*ASSIGNMENT*. Whenever a line in the data below includes the string "benefits", copy it out.

*ENTRIES SUPPLIED*.
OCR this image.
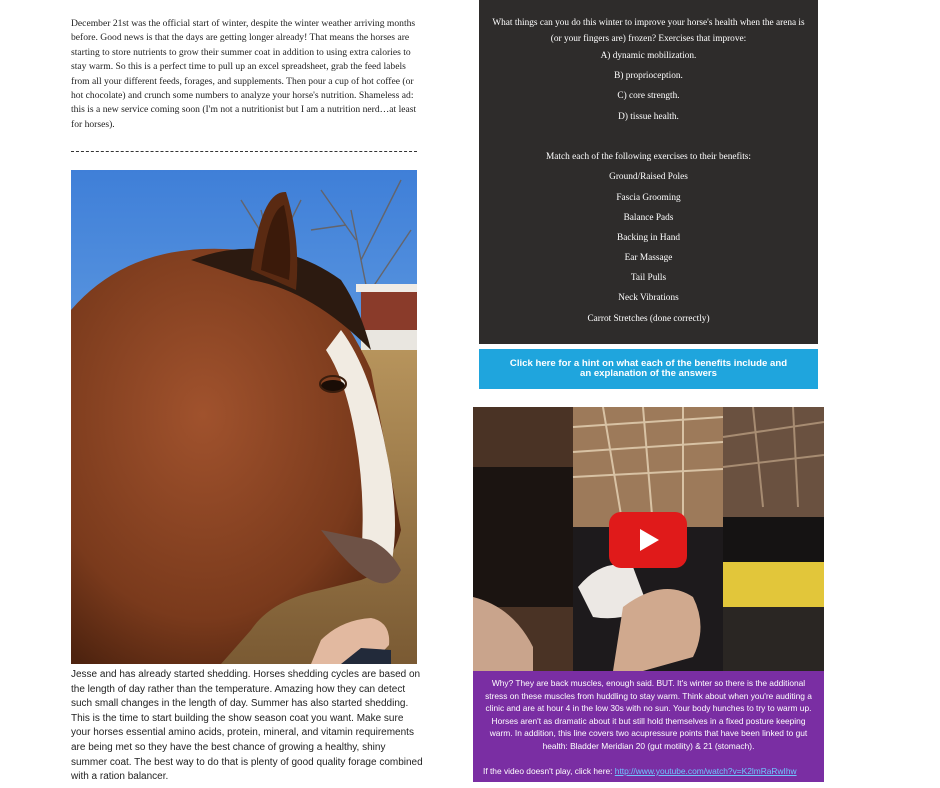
December 21st was the official start of winter, despite the winter weather arriving months before. Good news is that the days are getting longer already! That means the horses are starting to store nutrients to grow their summer coat in addition to using extra calories to stay warm. So this is a perfect time to pull up an excel spreadsheet, grab the feed labels from all your different feeds, forages, and supplements. Then pour a cup of hot coffee (or hot chocolate) and crunch some numbers to analyze your horse's nutrition. Shameless ad: this is a new service coming soon (I'm not a nutritionist but I am a nutrition nerd…at least for horses).

Jesse and has already started shedding. Horses shedding cycles are based on the length of day rather than the temperature. Amazing how they can detect such small changes in the length of day. Summer has also started shedding. This is the time to start building the show season coat you want. Make sure your horses essential amino acids, protein, mineral, and vitamin requirements are being met so they have the best chance of growing a healthy, shiny summer coat. The best way to do that is plenty of good quality forage combined with a ration balancer.

What things can you do this winter to improve your horse's health when the arena is (or your fingers are) frozen? Exercises that improve:

A) dynamic mobilization.

B) proprioception.

C) core strength.

D) tissue health.

Match each of the following exercises to their benefits:

Ground/Raised Poles

Fascia Grooming

Balance Pads

Backing in Hand

Ear Massage

Tail Pulls

Neck Vibrations

Carrot Stretches (done correctly)

Click here for a hint on what each of the benefits include and an explanation of the answers

Why? They are back muscles, enough said. BUT. It's winter so there is the additional stress on these muscles from huddling to stay warm. Think about when you're auditing a clinic and are at hour 4 in the low 30s with no sun. Your body hunches to try to warm up. Horses aren't as dramatic about it but still hold themselves in a fixed posture keeping warm. In addition, this line covers two acupressure points that have been linked to gut health: Bladder Meridian 20 (gut motility) & 21 (stomach).

If the video doesn't play, click here: http://www.youtube.com/watch?v=K2lmRaRwIhw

*YOUR SOLUTION*.
Match each of the following exercises to their benefits:
Click here for a hint on what each of the benefits include and an explanation of the answers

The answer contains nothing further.